§ **Activity**: Can you repeat everything in the Go article from "This suggests that" down to "top human-level play.", swapping "Go bots" out for "Go programs"?

§ **Extract**:
Time for AI to cross the human performance range in Go

Posted 15 Oct 2020; updated 19 Oct 2020

Progress in computer Go performance took:

  • 0-19 years to go from the first attempt to playing at human beginner level (<1987)
  • >30 years to go from human beginner level to superhuman level (<1987-2017)
  • 3 years to go from superhuman level to the the current highest performance (2017-2020)

Details

Human performance milestones

Human go ratings range from 30 kyu (beginner), through 7 dan to at least 9 professional dan.1 These ratings go downwards through kyu levels, then upward through dan levels, then upward through professional dan levels. The top ratings seem to be closer together than the lower ones, though there are apparently multiple systems which vary)2

AI achievement of human milestones

Earliest attempt

Wikipedia says the first Go program was written in 1968.3 We do not know how well it performed.

Beginner level

We have not investigated early Go performance in depth. Figure 1 includes informed guesses about early performance by David Fotland, author of successful Go program, The Many Faces of Go, and Sensei’s Library, a Go wiki.4 Fotland says that early data on AI Go performance is poor, since bots did not play in tournaments, so were not rated.

Figure 1: From Grace 2013.

This suggests that by 1987 Go bots were performing better than human beginners. We do not have evidence to pin down the date of human beginner level AI better, but have also not investigated thoroughly (there appears to be more evidence).

Superhuman level

In May 2017 AlphaGo beat the top ranked Go player in the world.5 This does not imply that AlphaGo was overall better, but a new version in October could beat the May version in 89 games out of 1006, suggesting that if in May it would have beaten Ke Jie in more than 11% of games, the new version would beat Ke Jie more than half the time, i.e. perform better than the best human player. Thus 2017 seems like a reasonable date for top human-level play.

Times for AI to cross human-relative ranges 

Given the above dates, we have:

RangeStartEndDuration (years)
First attempt to beginner level1968<1987<19
Beginner to superhuman<19872017>30
Above superhuman2017>2020>3

Primary author: Katja Grace

Notes

  1. “Go Ranks and Ratings.” In Wikipedia, June 20, 2020. https://en.wikipedia.org/w/index.php?title=Go_ranks_and_ratings&oldid=963489455.

§ **Data to examine**:
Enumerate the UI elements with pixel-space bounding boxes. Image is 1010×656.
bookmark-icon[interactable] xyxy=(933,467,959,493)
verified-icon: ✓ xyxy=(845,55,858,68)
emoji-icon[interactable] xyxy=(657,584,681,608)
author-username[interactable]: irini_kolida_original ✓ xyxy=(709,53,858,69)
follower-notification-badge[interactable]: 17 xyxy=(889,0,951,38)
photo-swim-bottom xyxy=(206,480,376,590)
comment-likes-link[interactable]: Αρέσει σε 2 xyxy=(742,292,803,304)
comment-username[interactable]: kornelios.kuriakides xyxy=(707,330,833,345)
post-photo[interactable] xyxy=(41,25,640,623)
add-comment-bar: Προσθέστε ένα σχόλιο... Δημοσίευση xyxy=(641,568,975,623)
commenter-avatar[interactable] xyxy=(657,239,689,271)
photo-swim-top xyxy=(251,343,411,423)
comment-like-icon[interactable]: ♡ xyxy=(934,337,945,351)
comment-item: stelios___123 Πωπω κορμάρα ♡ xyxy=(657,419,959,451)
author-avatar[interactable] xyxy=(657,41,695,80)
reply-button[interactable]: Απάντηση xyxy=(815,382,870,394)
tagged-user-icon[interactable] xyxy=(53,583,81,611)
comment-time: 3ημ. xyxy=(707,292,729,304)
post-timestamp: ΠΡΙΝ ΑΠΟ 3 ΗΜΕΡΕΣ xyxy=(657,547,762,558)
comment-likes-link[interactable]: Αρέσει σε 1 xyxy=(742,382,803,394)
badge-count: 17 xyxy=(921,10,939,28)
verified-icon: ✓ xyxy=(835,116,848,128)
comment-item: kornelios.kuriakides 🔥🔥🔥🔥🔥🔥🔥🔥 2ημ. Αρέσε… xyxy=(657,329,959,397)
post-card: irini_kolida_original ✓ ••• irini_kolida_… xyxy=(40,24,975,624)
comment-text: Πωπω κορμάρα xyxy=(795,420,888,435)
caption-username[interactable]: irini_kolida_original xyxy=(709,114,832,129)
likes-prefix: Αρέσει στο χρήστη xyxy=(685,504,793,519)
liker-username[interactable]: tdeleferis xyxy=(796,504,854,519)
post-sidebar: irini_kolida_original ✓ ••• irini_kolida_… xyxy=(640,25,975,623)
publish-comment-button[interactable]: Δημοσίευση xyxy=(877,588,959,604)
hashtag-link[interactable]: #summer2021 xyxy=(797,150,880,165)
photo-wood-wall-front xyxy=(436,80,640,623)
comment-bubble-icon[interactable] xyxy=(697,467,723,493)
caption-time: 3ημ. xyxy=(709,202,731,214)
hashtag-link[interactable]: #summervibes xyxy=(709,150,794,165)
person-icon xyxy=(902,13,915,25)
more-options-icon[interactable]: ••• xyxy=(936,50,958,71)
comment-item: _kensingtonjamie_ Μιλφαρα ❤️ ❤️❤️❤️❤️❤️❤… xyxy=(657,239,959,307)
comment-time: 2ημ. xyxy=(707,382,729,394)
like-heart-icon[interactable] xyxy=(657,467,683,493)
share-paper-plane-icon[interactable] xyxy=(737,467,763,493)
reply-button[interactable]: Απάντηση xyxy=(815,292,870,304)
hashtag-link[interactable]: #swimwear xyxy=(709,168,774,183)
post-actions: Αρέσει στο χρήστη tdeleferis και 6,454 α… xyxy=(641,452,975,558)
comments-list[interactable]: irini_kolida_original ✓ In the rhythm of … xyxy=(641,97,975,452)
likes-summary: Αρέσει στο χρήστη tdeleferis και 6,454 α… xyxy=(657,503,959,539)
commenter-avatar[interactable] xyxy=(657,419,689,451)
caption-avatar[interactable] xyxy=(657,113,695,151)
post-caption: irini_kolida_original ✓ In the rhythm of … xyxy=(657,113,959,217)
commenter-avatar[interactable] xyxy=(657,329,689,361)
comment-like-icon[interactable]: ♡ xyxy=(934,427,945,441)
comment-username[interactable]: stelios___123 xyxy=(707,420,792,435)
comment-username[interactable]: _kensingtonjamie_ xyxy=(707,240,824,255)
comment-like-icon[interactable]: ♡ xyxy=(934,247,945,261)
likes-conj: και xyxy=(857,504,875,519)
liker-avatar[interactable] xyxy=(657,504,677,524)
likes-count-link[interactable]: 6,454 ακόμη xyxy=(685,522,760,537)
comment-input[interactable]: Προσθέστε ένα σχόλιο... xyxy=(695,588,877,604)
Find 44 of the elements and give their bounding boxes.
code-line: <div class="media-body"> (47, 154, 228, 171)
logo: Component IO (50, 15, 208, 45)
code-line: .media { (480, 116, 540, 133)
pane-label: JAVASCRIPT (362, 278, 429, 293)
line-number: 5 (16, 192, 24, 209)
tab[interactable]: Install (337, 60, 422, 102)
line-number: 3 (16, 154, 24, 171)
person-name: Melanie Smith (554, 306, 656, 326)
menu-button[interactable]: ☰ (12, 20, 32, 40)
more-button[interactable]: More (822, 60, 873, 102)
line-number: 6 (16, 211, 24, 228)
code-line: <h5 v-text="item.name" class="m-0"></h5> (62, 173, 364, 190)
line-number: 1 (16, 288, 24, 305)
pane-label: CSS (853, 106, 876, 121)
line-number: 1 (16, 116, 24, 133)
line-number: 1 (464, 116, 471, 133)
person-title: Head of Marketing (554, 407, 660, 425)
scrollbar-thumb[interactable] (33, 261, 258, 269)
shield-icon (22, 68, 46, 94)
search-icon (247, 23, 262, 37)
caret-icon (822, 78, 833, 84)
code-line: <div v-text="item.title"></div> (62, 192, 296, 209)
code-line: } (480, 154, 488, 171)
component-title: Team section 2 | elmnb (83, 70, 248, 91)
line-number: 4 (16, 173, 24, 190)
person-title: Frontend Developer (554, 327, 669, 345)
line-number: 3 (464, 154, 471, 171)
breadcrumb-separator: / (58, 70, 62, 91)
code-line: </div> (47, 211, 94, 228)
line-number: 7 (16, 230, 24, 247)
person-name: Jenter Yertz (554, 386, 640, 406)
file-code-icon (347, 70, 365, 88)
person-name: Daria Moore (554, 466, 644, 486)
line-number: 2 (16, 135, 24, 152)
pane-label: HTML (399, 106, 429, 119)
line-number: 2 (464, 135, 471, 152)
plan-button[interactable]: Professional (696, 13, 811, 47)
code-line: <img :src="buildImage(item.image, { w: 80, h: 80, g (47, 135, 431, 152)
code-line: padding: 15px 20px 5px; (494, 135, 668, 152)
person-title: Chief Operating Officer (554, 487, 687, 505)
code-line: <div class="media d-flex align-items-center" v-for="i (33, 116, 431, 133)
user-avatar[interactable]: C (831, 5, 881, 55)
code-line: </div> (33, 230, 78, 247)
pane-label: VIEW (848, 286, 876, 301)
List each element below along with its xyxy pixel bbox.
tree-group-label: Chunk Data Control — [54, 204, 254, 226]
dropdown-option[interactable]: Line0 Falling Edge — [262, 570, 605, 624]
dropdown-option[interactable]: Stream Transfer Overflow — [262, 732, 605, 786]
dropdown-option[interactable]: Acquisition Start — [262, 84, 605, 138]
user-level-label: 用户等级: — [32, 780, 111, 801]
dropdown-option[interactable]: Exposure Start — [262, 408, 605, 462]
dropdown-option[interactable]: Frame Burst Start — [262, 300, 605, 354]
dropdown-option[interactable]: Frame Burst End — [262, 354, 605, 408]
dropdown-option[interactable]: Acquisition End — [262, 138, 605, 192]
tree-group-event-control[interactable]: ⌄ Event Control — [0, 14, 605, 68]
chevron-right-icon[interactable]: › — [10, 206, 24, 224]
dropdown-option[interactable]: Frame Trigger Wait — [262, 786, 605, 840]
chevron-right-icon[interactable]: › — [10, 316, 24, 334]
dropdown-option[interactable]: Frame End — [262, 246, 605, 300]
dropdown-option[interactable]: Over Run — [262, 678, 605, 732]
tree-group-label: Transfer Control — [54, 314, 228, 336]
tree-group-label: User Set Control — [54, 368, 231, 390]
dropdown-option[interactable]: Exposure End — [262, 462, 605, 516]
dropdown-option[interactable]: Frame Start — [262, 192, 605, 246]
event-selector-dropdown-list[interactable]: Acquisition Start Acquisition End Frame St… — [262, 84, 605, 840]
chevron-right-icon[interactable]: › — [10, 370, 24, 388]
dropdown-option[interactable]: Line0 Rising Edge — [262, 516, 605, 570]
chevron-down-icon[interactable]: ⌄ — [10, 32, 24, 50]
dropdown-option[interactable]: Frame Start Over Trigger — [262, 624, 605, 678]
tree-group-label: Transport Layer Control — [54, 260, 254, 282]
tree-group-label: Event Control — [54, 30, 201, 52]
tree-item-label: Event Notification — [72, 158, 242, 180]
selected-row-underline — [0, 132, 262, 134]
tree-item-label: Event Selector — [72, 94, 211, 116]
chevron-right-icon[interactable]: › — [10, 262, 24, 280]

§ **Written answer**:
This suggests that by 1987 Go programs were performing better than human beginners. We do not have evidence to pin down the date of human beginner level AI better, but have also not investigated thoroughly (there appears to be more evidence).

Superhuman level

In May 2017 AlphaGo beat the top ranked Go player in the world.5 This does not imply that AlphaGo was overall better, but a new version in October could beat the May version in 89 games out of 1006, suggesting that if in May it would have beaten Ke Jie in more than 11% of games, the new version would beat Ke Jie more than half the time, i.e. perform better than the best human player. Thus 2017 seems like a reasonable date for top human-level play.